> _Work to be completed_:
State how many lines in the records hold the word "biaya", giving the number and no other text.

> _Provided material_:
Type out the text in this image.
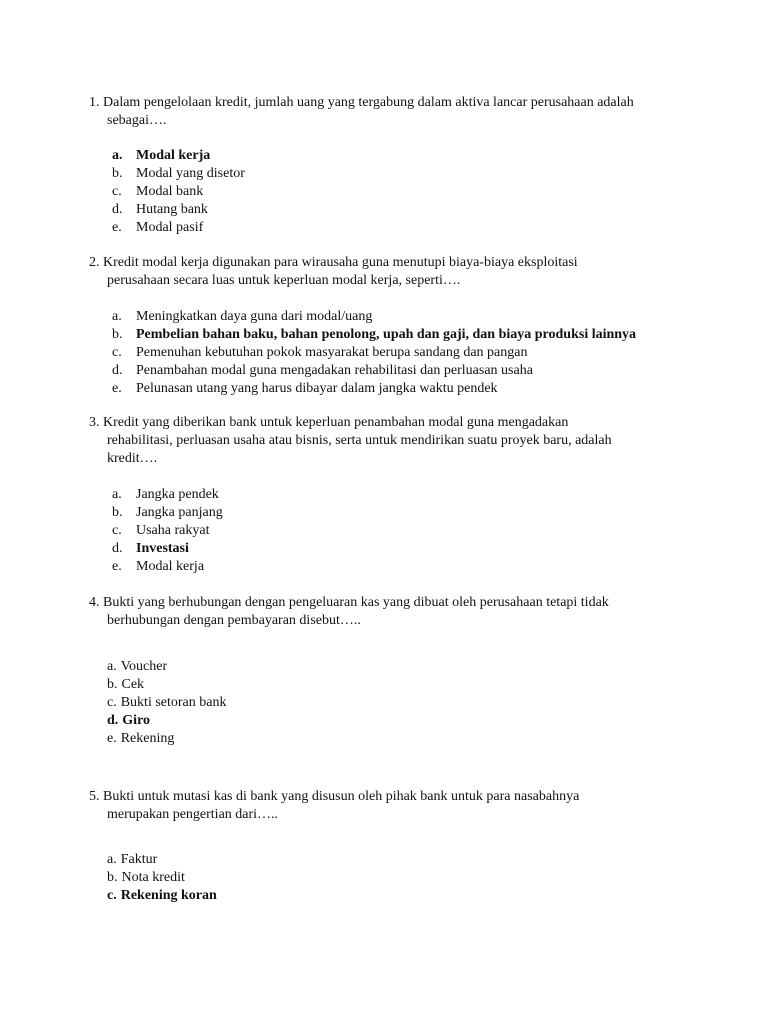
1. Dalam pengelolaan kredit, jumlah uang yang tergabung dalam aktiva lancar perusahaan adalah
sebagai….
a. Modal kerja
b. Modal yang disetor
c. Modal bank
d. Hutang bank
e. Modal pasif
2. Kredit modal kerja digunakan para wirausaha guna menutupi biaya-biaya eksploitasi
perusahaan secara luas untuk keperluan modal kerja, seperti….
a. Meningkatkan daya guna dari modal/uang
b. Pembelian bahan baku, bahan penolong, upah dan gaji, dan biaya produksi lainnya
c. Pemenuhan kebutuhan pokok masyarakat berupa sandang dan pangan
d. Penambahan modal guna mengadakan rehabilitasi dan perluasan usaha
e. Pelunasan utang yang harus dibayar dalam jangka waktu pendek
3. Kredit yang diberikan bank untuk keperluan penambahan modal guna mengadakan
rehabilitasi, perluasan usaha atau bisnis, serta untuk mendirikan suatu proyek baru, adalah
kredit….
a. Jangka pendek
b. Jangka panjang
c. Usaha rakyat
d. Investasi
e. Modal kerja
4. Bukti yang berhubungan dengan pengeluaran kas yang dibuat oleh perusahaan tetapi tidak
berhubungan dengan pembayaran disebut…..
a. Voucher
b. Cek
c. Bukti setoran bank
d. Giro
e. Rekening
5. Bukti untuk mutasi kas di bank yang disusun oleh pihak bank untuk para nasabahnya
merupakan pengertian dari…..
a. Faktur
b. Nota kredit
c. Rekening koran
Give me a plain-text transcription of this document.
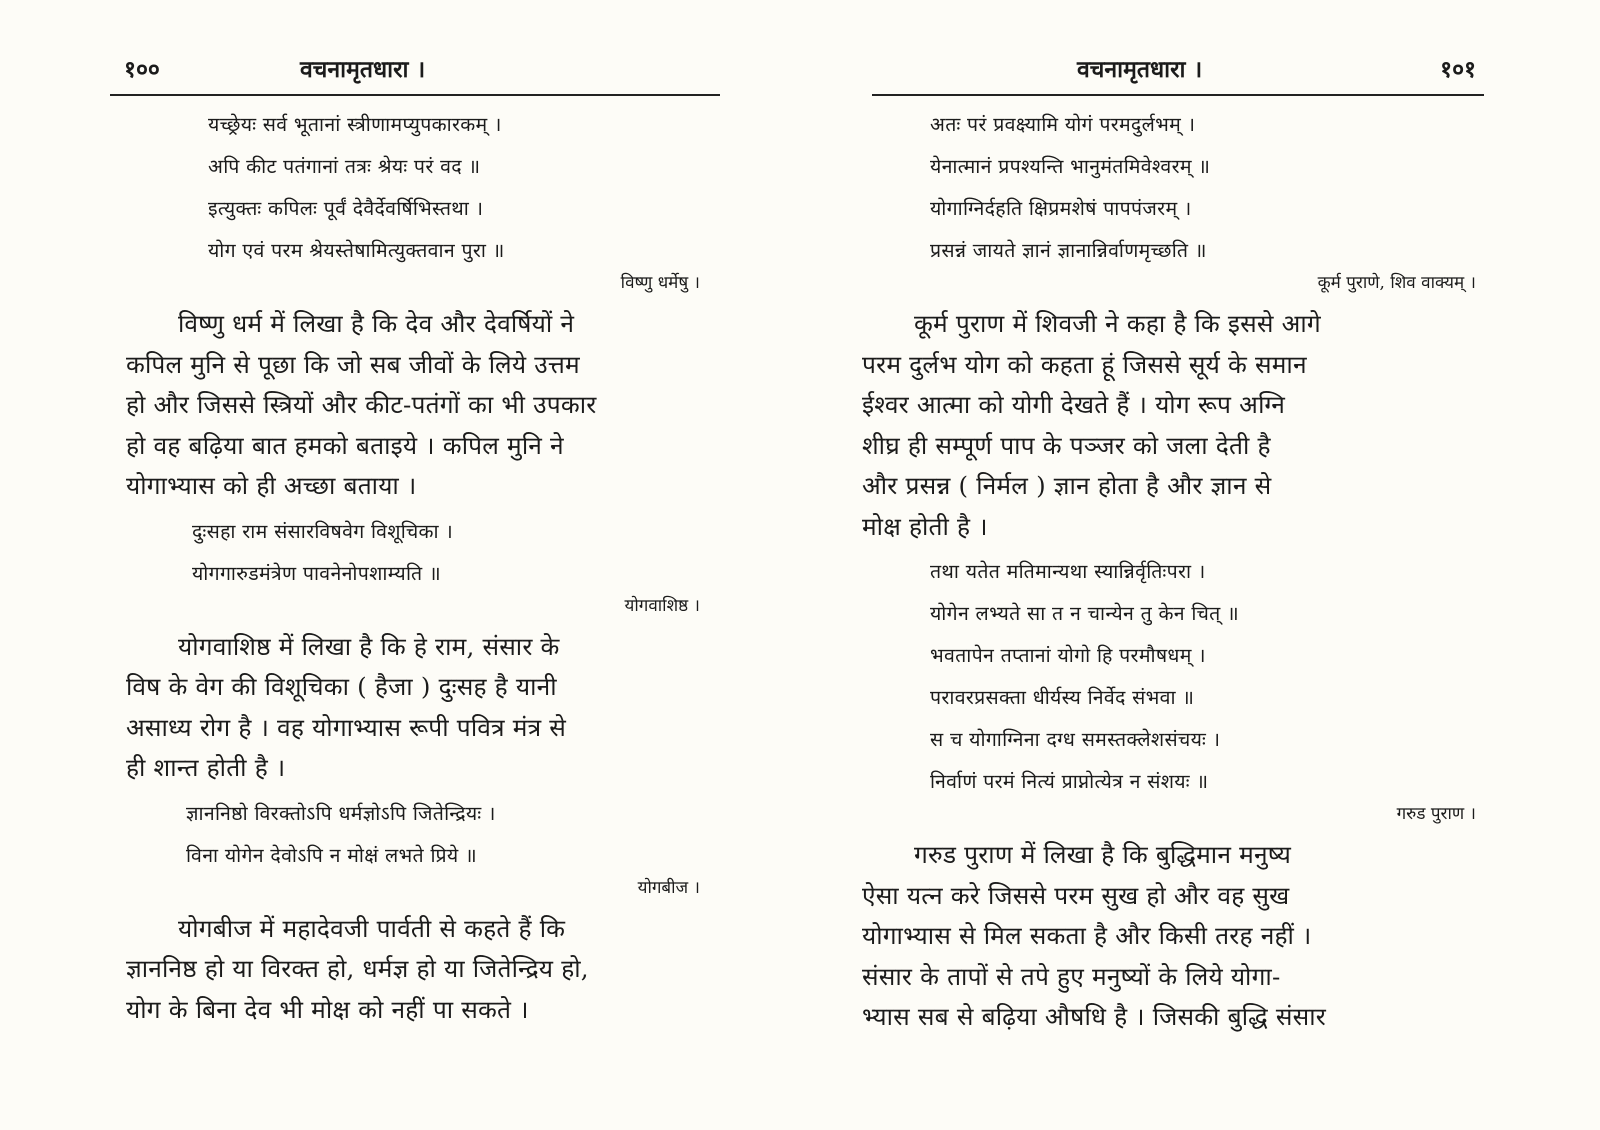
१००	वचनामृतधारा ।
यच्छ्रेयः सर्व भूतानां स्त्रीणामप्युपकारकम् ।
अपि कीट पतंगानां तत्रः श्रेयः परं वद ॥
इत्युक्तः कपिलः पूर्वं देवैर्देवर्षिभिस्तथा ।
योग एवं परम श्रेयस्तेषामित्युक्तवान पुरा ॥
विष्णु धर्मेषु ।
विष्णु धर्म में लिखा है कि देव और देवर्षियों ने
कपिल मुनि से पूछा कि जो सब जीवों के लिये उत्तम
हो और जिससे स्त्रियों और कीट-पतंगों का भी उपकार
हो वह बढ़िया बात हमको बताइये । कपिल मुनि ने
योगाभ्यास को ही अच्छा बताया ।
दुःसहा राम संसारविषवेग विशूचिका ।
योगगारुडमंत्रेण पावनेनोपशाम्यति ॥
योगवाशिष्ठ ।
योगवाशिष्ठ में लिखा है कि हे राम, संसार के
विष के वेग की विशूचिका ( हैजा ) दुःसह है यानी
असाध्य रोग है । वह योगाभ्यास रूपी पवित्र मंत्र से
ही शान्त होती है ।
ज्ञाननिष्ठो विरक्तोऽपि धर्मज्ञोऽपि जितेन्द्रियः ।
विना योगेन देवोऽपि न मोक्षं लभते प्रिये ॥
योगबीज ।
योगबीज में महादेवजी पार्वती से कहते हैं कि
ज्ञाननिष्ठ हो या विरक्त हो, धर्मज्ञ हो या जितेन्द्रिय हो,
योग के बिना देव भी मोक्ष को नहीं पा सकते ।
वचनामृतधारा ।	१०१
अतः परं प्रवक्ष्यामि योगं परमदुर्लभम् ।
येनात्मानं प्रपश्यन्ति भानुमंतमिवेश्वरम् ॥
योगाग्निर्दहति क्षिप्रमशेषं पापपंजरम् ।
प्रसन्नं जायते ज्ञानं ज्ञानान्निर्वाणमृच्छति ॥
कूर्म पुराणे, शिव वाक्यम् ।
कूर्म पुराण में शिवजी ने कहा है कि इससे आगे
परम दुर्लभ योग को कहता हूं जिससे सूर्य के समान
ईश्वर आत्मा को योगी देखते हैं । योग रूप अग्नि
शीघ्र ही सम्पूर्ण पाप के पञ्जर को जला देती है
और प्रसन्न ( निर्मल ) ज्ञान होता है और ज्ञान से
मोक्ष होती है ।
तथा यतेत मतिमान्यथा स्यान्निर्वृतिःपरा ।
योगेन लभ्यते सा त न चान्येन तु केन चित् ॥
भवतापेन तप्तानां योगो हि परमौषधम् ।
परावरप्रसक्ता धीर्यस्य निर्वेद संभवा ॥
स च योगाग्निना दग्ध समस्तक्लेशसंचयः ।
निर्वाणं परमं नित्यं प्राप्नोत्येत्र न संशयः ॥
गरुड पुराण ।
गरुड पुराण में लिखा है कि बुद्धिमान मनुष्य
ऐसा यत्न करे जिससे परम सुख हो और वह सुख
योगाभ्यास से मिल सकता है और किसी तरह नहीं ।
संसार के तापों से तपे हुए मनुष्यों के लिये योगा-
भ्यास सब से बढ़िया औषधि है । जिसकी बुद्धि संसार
--
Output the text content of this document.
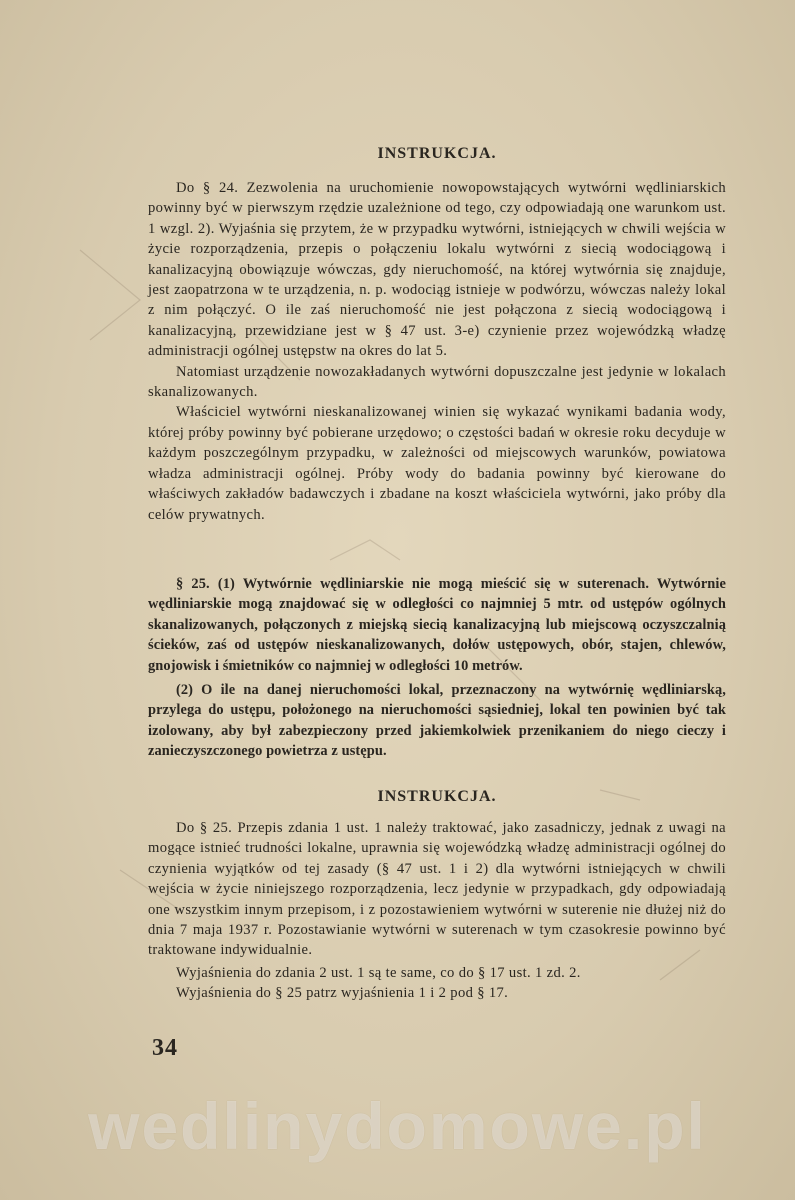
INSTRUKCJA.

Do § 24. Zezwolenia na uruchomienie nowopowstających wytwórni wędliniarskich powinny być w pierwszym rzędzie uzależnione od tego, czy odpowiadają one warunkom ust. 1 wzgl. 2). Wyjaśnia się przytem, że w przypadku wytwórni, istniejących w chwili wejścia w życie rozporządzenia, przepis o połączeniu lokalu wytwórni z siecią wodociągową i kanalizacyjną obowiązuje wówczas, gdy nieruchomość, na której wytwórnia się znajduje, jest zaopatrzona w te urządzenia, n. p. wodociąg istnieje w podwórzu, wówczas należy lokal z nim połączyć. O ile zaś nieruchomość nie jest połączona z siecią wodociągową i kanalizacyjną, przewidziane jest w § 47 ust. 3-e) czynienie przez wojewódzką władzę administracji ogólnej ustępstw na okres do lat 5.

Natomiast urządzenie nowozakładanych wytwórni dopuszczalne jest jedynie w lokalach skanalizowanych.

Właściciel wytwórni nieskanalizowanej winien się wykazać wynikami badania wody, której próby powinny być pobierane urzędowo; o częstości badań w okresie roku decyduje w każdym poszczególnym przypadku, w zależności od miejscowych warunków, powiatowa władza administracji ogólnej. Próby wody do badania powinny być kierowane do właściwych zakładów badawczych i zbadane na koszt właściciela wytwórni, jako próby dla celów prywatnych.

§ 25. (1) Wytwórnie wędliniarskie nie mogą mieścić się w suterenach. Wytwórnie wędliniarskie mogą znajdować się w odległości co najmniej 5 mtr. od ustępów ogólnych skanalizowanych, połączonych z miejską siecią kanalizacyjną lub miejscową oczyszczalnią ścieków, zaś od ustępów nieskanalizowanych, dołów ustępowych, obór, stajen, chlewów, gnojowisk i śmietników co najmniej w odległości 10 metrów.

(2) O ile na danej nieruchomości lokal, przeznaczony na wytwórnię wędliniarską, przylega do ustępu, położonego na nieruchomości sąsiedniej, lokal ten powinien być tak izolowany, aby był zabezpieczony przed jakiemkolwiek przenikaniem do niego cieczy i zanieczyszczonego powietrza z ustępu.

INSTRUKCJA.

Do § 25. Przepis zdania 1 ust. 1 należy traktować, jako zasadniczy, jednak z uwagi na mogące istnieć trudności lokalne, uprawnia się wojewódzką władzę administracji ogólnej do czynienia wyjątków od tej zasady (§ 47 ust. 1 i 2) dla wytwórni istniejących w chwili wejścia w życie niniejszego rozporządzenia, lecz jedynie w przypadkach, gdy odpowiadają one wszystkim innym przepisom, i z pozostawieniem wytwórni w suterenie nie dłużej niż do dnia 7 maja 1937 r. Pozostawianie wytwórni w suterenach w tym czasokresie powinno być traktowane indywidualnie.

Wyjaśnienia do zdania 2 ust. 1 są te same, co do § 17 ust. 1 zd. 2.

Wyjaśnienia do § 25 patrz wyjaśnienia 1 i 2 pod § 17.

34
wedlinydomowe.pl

> _Result of this exercise_:
2